**Given text**
START

# Biggun Bass/Hog Huntin'



## JignPig Guide (Aug 3, 2007)

Here's the best of the afternoon today/Sunday. This has been my first decent bass caught in a while. I've been in a slump. This one hit my brownish colored Chatterbait on a flat with milfoil in about 3-FOW. I had a white one tied on pre-trip. But the clouds came out and the water was dirty. So I tied the brown one on and caught this biggun within a few minutes.

My oldest son caught quite-a-few on his Strike King Red Eyed Shad ripping it through the milfoil. His best was a 2lb.6oz. bass. And the rest looked to be around a pound-and-a-half.


----------



## fishingredhawk (Apr 14, 2004)

Nice fish Jeff! What was the weight?


----------



## claytonhaske (Apr 16, 2010)

what a monster! nice bass


----------



## spfldbassguy (Mar 23, 2009)

Nice bass,glad to hear you broke your "slump". Those Red Eye shads do seem to work. Where my brother and I fished today that's the only thing we caught 'em on. He boated I believe 5 and I was only able to bring in two nice 16.5''ers. I didn't get anything on chatterbait which surprised me. Like you I tried a white one but was a dumbbutt and left my darker colore ones at home. Oh well that's how it is sometimes. Again nice pic,nice bass and I'm sure you'll find some more big uns here soon.


----------



## bioenergy (Sep 10, 2010)

Congrads on a very fine fish. Best I did Saturday was a 14" sm mouth at Delaware under the 229 bridge.

END

[Source records]

START

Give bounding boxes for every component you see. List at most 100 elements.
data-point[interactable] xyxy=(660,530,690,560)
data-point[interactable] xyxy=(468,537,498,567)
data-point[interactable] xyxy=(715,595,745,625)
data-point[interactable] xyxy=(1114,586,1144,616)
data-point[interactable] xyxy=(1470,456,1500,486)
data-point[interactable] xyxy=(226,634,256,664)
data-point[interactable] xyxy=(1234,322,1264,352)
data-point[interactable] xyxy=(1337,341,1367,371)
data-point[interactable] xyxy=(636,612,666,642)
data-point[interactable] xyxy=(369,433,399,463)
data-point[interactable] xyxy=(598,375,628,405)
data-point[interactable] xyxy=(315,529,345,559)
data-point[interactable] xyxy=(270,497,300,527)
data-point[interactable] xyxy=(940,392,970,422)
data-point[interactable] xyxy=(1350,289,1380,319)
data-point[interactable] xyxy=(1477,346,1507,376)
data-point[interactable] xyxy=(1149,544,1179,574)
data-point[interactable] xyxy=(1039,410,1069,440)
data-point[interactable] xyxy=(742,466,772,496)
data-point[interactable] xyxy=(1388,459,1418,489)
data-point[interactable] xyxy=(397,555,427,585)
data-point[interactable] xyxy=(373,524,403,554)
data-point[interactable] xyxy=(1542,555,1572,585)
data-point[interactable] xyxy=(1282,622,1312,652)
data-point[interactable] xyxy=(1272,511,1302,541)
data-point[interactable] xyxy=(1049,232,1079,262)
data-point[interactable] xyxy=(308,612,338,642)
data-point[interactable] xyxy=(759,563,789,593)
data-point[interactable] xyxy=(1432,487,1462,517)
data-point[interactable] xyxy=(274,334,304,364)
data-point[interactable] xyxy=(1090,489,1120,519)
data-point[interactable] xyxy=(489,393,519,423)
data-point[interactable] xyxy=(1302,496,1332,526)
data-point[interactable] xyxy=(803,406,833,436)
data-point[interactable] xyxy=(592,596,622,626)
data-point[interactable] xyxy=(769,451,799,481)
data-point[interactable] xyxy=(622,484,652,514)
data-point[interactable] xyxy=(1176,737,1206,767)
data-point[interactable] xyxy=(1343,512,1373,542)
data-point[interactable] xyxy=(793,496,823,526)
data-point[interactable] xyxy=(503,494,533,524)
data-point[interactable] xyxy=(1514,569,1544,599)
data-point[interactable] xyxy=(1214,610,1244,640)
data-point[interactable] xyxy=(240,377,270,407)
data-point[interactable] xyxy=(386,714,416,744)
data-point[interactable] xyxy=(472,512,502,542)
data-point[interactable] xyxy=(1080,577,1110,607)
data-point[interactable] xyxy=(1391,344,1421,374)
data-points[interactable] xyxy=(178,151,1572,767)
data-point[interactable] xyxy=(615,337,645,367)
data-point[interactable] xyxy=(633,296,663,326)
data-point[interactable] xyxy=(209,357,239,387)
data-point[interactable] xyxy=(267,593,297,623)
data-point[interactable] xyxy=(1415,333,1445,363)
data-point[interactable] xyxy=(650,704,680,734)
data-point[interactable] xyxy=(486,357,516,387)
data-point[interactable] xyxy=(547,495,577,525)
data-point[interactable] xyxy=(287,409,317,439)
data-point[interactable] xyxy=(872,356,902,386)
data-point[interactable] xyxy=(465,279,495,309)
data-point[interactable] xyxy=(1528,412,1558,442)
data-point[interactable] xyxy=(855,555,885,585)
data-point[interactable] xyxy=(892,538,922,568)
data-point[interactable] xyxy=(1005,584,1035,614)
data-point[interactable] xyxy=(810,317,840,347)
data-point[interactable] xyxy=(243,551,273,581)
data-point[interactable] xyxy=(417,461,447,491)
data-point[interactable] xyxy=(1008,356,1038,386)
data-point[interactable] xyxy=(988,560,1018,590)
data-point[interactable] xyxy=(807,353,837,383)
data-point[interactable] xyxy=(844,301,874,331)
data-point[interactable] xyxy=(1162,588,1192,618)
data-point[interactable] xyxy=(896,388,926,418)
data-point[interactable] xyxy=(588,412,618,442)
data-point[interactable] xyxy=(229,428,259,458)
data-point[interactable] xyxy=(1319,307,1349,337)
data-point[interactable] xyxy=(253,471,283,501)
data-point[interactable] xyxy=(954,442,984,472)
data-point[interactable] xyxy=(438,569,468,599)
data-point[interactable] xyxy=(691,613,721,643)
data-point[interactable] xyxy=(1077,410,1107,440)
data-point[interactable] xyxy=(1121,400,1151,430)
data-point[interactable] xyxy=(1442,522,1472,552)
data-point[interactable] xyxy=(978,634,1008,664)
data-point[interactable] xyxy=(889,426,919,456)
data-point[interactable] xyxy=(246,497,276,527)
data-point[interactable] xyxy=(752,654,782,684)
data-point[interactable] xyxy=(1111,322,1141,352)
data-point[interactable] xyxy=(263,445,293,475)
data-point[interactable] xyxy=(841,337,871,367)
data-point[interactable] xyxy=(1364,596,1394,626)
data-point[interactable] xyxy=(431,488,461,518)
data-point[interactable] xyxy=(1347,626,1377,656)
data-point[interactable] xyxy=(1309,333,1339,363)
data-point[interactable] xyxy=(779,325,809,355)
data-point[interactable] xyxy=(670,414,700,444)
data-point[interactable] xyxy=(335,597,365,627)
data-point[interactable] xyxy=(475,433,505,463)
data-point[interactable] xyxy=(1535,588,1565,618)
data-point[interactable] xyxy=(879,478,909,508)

END

**Task requirements**
Please answer these questions from the bass fishing thread:
(a) What was the weight of the best bass caught by the oldest son?
(b) How many 16.5'' fish did spfldbassguy bring in?
(c) Where did bioenergy catch the 14" smallmouth?

**Response to the exercise**
(a) 2lb.6oz.
(b) Two.
(c) At Delaware under the 229 bridge.